* [Work to complete]:
Word for word, restate every line of the listing that follows.

* [Data rows]:
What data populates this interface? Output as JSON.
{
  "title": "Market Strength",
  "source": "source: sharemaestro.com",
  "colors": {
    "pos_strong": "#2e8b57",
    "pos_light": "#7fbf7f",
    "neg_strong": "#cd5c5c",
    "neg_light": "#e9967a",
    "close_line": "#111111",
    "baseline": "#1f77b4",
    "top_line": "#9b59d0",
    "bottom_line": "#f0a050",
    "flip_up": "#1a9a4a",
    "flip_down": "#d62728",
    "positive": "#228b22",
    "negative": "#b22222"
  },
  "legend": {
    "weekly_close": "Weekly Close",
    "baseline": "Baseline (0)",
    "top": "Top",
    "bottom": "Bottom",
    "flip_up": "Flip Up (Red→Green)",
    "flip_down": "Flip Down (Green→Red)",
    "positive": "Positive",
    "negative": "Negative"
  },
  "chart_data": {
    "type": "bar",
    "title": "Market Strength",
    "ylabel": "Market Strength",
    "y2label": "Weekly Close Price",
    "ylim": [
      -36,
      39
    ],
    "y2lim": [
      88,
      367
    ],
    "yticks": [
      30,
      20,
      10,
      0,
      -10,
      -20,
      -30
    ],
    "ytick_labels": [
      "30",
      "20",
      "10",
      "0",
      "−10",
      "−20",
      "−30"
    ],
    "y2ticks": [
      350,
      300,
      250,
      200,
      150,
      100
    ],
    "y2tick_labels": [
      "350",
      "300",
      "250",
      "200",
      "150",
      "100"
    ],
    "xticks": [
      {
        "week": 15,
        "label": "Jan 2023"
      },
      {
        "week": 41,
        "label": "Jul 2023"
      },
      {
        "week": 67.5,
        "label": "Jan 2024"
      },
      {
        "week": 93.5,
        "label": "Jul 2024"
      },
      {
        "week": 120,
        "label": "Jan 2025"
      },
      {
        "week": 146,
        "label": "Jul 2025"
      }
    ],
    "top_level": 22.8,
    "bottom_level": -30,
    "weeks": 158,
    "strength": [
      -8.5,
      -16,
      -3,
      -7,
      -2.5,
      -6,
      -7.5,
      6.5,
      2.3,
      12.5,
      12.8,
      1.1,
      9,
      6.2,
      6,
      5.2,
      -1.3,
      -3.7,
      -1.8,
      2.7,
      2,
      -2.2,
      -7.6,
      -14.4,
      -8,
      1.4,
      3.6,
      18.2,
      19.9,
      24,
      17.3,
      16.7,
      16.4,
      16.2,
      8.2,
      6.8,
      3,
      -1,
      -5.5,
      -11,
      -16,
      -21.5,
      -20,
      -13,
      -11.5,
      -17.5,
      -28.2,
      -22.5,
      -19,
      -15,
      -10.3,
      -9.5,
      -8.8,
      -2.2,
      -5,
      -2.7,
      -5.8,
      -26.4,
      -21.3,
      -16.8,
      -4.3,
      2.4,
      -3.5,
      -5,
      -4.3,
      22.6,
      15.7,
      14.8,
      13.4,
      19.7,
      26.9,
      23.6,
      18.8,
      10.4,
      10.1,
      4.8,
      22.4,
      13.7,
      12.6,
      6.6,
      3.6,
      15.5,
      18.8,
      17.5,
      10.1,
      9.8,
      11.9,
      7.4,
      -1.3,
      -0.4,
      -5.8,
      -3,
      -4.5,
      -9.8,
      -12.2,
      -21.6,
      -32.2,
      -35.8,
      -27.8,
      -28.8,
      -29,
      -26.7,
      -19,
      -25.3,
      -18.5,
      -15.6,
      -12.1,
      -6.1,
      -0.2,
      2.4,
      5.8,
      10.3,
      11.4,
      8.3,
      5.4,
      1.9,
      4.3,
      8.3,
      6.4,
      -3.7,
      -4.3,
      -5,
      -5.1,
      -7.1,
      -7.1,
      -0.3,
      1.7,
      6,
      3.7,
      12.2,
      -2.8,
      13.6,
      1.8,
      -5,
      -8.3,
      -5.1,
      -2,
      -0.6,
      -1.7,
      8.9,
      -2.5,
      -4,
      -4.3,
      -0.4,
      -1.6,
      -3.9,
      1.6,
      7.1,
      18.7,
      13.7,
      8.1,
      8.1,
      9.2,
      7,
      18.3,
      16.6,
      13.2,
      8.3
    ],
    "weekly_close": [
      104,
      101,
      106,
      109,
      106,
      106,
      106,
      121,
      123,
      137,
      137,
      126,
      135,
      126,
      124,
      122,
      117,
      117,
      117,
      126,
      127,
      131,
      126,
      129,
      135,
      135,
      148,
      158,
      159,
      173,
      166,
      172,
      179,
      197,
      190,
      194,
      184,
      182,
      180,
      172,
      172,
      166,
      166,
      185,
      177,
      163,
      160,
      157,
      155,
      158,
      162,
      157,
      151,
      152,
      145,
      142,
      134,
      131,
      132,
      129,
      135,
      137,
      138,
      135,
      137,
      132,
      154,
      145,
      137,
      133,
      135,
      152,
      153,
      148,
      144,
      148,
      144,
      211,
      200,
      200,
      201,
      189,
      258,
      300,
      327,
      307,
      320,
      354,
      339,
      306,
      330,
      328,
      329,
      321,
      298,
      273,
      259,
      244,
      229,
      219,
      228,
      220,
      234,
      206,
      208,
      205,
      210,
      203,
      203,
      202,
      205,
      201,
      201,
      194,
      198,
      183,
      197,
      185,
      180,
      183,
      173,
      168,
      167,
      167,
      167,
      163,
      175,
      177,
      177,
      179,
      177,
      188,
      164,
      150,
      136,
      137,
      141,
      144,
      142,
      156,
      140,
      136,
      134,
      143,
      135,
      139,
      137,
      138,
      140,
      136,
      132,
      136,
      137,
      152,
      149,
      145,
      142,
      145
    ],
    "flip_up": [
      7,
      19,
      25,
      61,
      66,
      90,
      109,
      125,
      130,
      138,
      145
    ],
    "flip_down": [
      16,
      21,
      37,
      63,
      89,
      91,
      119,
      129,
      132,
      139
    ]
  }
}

* [Response for this exercise]:
What data populates this interface? Output as JSON.
{
  "title": "Market Strength",
  "source": "source: sharemaestro.com",
  "colors": {
    "pos_strong": "#2e8b57",
    "pos_light": "#7fbf7f",
    "neg_strong": "#cd5c5c",
    "neg_light": "#e9967a",
    "close_line": "#111111",
    "baseline": "#1f77b4",
    "top_line": "#9b59d0",
    "bottom_line": "#f0a050",
    "flip_up": "#1a9a4a",
    "flip_down": "#d62728",
    "positive": "#228b22",
    "negative": "#b22222"
  },
  "legend": {
    "weekly_close": "Weekly Close",
    "baseline": "Baseline (0)",
    "top": "Top",
    "bottom": "Bottom",
    "flip_up": "Flip Up (Red→Green)",
    "flip_down": "Flip Down (Green→Red)",
    "positive": "Positive",
    "negative": "Negative"
  },
  "chart_data": {
    "type": "bar",
    "title": "Market Strength",
    "ylabel": "Market Strength",
    "y2label": "Weekly Close Price",
    "ylim": [
      -36,
      39
    ],
    "y2lim": [
      88,
      367
    ],
    "yticks": [
      30,
      20,
      10,
      0,
      -10,
      -20,
      -30
    ],
    "ytick_labels": [
      "30",
      "20",
      "10",
      "0",
      "−10",
      "−20",
      "−30"
    ],
    "y2ticks": [
      350,
      300,
      250,
      200,
      150,
      100
    ],
    "y2tick_labels": [
      "350",
      "300",
      "250",
      "200",
      "150",
      "100"
    ],
    "xticks": [
      {
        "week": 15,
        "label": "Jan 2023"
      },
      {
        "week": 41,
        "label": "Jul 2023"
      },
      {
        "week": 67.5,
        "label": "Jan 2024"
      },
      {
        "week": 93.5,
        "label": "Jul 2024"
      },
      {
        "week": 120,
        "label": "Jan 2025"
      },
      {
        "week": 146,
        "label": "Jul 2025"
      }
    ],
    "top_level": 22.8,
    "bottom_level": -30,
    "weeks": 158,
    "strength": [
      -8.5,
      -16,
      -3,
      -7,
      -2.5,
      -6,
      -7.5,
      6.5,
      2.3,
      12.5,
      12.8,
      1.1,
      9,
      6.2,
      6,
      5.2,
      -1.3,
      -3.7,
      -1.8,
      2.7,
      2,
      -2.2,
      -7.6,
      -14.4,
      -8,
      1.4,
      3.6,
      18.2,
      19.9,
      24,
      17.3,
      16.7,
      16.4,
      16.2,
      8.2,
      6.8,
      3,
      -1,
      -5.5,
      -11,
      -16,
      -21.5,
      -20,
      -13,
      -11.5,
      -17.5,
      -28.2,
      -22.5,
      -19,
      -15,
      -10.3,
      -9.5,
      -8.8,
      -2.2,
      -5,
      -2.7,
      -5.8,
      -26.4,
      -21.3,
      -16.8,
      -4.3,
      2.4,
      -3.5,
      -5,
      -4.3,
      22.6,
      15.7,
      14.8,
      13.4,
      19.7,
      26.9,
      23.6,
      18.8,
      10.4,
      10.1,
      4.8,
      22.4,
      13.7,
      12.6,
      6.6,
      3.6,
      15.5,
      18.8,
      17.5,
      10.1,
      9.8,
      11.9,
      7.4,
      -1.3,
      -0.4,
      -5.8,
      -3,
      -4.5,
      -9.8,
      -12.2,
      -21.6,
      -32.2,
      -35.8,
      -27.8,
      -28.8,
      -29,
      -26.7,
      -19,
      -25.3,
      -18.5,
      -15.6,
      -12.1,
      -6.1,
      -0.2,
      2.4,
      5.8,
      10.3,
      11.4,
      8.3,
      5.4,
      1.9,
      4.3,
      8.3,
      6.4,
      -3.7,
      -4.3,
      -5,
      -5.1,
      -7.1,
      -7.1,
      -0.3,
      1.7,
      6,
      3.7,
      12.2,
      -2.8,
      13.6,
      1.8,
      -5,
      -8.3,
      -5.1,
      -2,
      -0.6,
      -1.7,
      8.9,
      -2.5,
      -4,
      -4.3,
      -0.4,
      -1.6,
      -3.9,
      1.6,
      7.1,
      18.7,
      13.7,
      8.1,
      8.1,
      9.2,
      7,
      18.3,
      16.6,
      13.2,
      8.3
    ],
    "weekly_close": [
      104,
      101,
      106,
      109,
      106,
      106,
      106,
      121,
      123,
      137,
      137,
      126,
      135,
      126,
      124,
      122,
      117,
      117,
      117,
      126,
      127,
      131,
      126,
      129,
      135,
      135,
      148,
      158,
      159,
      173,
      166,
      172,
      179,
      197,
      190,
      194,
      184,
      182,
      180,
      172,
      172,
      166,
      166,
      185,
      177,
      163,
      160,
      157,
      155,
      158,
      162,
      157,
      151,
      152,
      145,
      142,
      134,
      131,
      132,
      129,
      135,
      137,
      138,
      135,
      137,
      132,
      154,
      145,
      137,
      133,
      135,
      152,
      153,
      148,
      144,
      148,
      144,
      211,
      200,
      200,
      201,
      189,
      258,
      300,
      327,
      307,
      320,
      354,
      339,
      306,
      330,
      328,
      329,
      321,
      298,
      273,
      259,
      244,
      229,
      219,
      228,
      220,
      234,
      206,
      208,
      205,
      210,
      203,
      203,
      202,
      205,
      201,
      201,
      194,
      198,
      183,
      197,
      185,
      180,
      183,
      173,
      168,
      167,
      167,
      167,
      163,
      175,
      177,
      177,
      179,
      177,
      188,
      164,
      150,
      136,
      137,
      141,
      144,
      142,
      156,
      140,
      136,
      134,
      143,
      135,
      139,
      137,
      138,
      140,
      136,
      132,
      136,
      137,
      152,
      149,
      145,
      142,
      145
    ],
    "flip_up": [
      7,
      19,
      25,
      61,
      66,
      90,
      109,
      125,
      130,
      138,
      145
    ],
    "flip_down": [
      16,
      21,
      37,
      63,
      89,
      91,
      119,
      129,
      132,
      139
    ]
  }
}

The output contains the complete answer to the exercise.